Write out the records below word for word, please.

• [Dataset items]
** begin **
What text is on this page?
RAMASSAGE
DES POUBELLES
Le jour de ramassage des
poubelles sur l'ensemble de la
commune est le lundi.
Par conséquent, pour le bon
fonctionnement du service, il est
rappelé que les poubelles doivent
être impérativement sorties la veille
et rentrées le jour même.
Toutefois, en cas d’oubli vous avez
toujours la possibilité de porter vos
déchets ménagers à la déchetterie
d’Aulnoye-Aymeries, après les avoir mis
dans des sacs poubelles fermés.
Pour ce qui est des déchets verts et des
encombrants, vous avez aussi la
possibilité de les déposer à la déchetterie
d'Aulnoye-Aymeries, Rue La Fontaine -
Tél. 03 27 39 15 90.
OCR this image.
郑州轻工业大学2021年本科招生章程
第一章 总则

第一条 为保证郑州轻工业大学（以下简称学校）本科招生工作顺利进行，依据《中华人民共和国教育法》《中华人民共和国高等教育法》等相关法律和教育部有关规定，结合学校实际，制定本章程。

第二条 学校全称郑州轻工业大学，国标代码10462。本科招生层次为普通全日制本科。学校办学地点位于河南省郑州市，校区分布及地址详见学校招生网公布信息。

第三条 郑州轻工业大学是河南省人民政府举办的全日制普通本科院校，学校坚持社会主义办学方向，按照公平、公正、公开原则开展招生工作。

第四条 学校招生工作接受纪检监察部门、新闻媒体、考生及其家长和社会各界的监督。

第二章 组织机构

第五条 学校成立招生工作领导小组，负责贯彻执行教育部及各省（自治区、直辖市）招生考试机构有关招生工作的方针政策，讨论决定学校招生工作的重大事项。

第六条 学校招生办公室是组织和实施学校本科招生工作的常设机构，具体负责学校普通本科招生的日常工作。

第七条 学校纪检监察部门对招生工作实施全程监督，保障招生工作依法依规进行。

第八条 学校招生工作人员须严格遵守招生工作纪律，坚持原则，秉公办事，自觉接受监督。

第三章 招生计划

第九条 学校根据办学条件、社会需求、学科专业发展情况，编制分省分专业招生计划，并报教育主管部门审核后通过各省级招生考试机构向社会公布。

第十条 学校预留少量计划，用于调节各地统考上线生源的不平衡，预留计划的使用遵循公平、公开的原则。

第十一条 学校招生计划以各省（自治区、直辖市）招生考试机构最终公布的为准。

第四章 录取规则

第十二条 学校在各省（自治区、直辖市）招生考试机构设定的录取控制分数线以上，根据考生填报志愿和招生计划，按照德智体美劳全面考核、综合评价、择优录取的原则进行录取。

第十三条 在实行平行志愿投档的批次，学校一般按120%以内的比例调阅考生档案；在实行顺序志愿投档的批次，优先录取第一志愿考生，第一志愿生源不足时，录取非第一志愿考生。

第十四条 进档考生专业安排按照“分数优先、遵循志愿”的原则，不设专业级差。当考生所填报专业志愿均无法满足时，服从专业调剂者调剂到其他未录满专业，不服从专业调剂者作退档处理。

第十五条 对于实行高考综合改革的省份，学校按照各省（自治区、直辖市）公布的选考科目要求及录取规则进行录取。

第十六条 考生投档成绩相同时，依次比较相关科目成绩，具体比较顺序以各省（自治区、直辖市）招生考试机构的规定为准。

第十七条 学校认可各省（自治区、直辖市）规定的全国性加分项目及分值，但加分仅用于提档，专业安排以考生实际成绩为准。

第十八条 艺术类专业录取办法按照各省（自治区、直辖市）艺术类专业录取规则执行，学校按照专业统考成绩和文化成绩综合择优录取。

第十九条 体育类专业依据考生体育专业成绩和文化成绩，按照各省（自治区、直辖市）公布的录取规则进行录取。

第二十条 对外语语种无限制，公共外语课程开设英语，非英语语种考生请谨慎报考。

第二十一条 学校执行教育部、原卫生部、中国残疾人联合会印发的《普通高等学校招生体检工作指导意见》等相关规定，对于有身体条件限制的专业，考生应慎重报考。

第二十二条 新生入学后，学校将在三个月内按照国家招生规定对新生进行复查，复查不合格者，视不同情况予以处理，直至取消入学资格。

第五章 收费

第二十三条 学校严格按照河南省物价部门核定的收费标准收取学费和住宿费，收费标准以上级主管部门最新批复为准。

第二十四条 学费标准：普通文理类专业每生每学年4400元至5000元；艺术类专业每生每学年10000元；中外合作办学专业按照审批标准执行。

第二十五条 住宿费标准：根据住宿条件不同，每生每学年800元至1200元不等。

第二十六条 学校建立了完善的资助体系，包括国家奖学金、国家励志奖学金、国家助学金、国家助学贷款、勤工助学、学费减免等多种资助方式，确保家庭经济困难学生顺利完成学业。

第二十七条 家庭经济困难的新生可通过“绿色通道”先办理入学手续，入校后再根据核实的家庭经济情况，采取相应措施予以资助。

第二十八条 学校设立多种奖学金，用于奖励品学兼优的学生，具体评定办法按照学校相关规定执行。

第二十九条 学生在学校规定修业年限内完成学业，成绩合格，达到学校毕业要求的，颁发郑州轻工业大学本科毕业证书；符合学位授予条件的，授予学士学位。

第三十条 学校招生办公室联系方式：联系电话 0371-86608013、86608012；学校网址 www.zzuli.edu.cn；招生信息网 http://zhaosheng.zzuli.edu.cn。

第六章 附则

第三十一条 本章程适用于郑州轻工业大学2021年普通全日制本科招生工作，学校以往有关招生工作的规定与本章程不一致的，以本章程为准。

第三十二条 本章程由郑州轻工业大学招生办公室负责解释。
** end **
• [WRITTEN RESPONSE]
What text is on this page?
RAMASSAGE
DES POUBELLES
Le jour de ramassage des
poubelles sur l'ensemble de la
commune est le lundi.
Par conséquent, pour le bon
fonctionnement du service, il est
rappelé que les poubelles doivent
être impérativement sorties la veille
et rentrées le jour même.
Toutefois, en cas d’oubli vous avez
toujours la possibilité de porter vos
déchets ménagers à la déchetterie
d’Aulnoye-Aymeries, après les avoir mis
dans des sacs poubelles fermés.
Pour ce qui est des déchets verts et des
encombrants, vous avez aussi la
possibilité de les déposer à la déchetterie
d'Aulnoye-Aymeries, Rue La Fontaine -
Tél. 03 27 39 15 90.
OCR this image.
郑州轻工业大学2021年本科招生章程
第一章 总则

第一条 为保证郑州轻工业大学（以下简称学校）本科招生工作顺利进行，依据《中华人民共和国教育法》《中华人民共和国高等教育法》等相关法律和教育部有关规定，结合学校实际，制定本章程。

第二条 学校全称郑州轻工业大学，国标代码10462。本科招生层次为普通全日制本科。学校办学地点位于河南省郑州市，校区分布及地址详见学校招生网公布信息。

第三条 郑州轻工业大学是河南省人民政府举办的全日制普通本科院校，学校坚持社会主义办学方向，按照公平、公正、公开原则开展招生工作。

第四条 学校招生工作接受纪检监察部门、新闻媒体、考生及其家长和社会各界的监督。

第二章 组织机构

第五条 学校成立招生工作领导小组，负责贯彻执行教育部及各省（自治区、直辖市）招生考试机构有关招生工作的方针政策，讨论决定学校招生工作的重大事项。

第六条 学校招生办公室是组织和实施学校本科招生工作的常设机构，具体负责学校普通本科招生的日常工作。

第七条 学校纪检监察部门对招生工作实施全程监督，保障招生工作依法依规进行。

第八条 学校招生工作人员须严格遵守招生工作纪律，坚持原则，秉公办事，自觉接受监督。

第三章 招生计划

第九条 学校根据办学条件、社会需求、学科专业发展情况，编制分省分专业招生计划，并报教育主管部门审核后通过各省级招生考试机构向社会公布。

第十条 学校预留少量计划，用于调节各地统考上线生源的不平衡，预留计划的使用遵循公平、公开的原则。

第十一条 学校招生计划以各省（自治区、直辖市）招生考试机构最终公布的为准。

第四章 录取规则

第十二条 学校在各省（自治区、直辖市）招生考试机构设定的录取控制分数线以上，根据考生填报志愿和招生计划，按照德智体美劳全面考核、综合评价、择优录取的原则进行录取。

第十三条 在实行平行志愿投档的批次，学校一般按120%以内的比例调阅考生档案；在实行顺序志愿投档的批次，优先录取第一志愿考生，第一志愿生源不足时，录取非第一志愿考生。

第十四条 进档考生专业安排按照“分数优先、遵循志愿”的原则，不设专业级差。当考生所填报专业志愿均无法满足时，服从专业调剂者调剂到其他未录满专业，不服从专业调剂者作退档处理。

第十五条 对于实行高考综合改革的省份，学校按照各省（自治区、直辖市）公布的选考科目要求及录取规则进行录取。

第十六条 考生投档成绩相同时，依次比较相关科目成绩，具体比较顺序以各省（自治区、直辖市）招生考试机构的规定为准。

第十七条 学校认可各省（自治区、直辖市）规定的全国性加分项目及分值，但加分仅用于提档，专业安排以考生实际成绩为准。

第十八条 艺术类专业录取办法按照各省（自治区、直辖市）艺术类专业录取规则执行，学校按照专业统考成绩和文化成绩综合择优录取。

第十九条 体育类专业依据考生体育专业成绩和文化成绩，按照各省（自治区、直辖市）公布的录取规则进行录取。

第二十条 对外语语种无限制，公共外语课程开设英语，非英语语种考生请谨慎报考。

第二十一条 学校执行教育部、原卫生部、中国残疾人联合会印发的《普通高等学校招生体检工作指导意见》等相关规定，对于有身体条件限制的专业，考生应慎重报考。

第二十二条 新生入学后，学校将在三个月内按照国家招生规定对新生进行复查，复查不合格者，视不同情况予以处理，直至取消入学资格。

第五章 收费

第二十三条 学校严格按照河南省物价部门核定的收费标准收取学费和住宿费，收费标准以上级主管部门最新批复为准。

第二十四条 学费标准：普通文理类专业每生每学年4400元至5000元；艺术类专业每生每学年10000元；中外合作办学专业按照审批标准执行。

第二十五条 住宿费标准：根据住宿条件不同，每生每学年800元至1200元不等。

第二十六条 学校建立了完善的资助体系，包括国家奖学金、国家励志奖学金、国家助学金、国家助学贷款、勤工助学、学费减免等多种资助方式，确保家庭经济困难学生顺利完成学业。

第二十七条 家庭经济困难的新生可通过“绿色通道”先办理入学手续，入校后再根据核实的家庭经济情况，采取相应措施予以资助。

第二十八条 学校设立多种奖学金，用于奖励品学兼优的学生，具体评定办法按照学校相关规定执行。

第二十九条 学生在学校规定修业年限内完成学业，成绩合格，达到学校毕业要求的，颁发郑州轻工业大学本科毕业证书；符合学位授予条件的，授予学士学位。

第三十条 学校招生办公室联系方式：联系电话 0371-86608013、86608012；学校网址 www.zzuli.edu.cn；招生信息网 http://zhaosheng.zzuli.edu.cn。

第六章 附则

第三十一条 本章程适用于郑州轻工业大学2021年普通全日制本科招生工作，学校以往有关招生工作的规定与本章程不一致的，以本章程为准。

第三十二条 本章程由郑州轻工业大学招生办公室负责解释。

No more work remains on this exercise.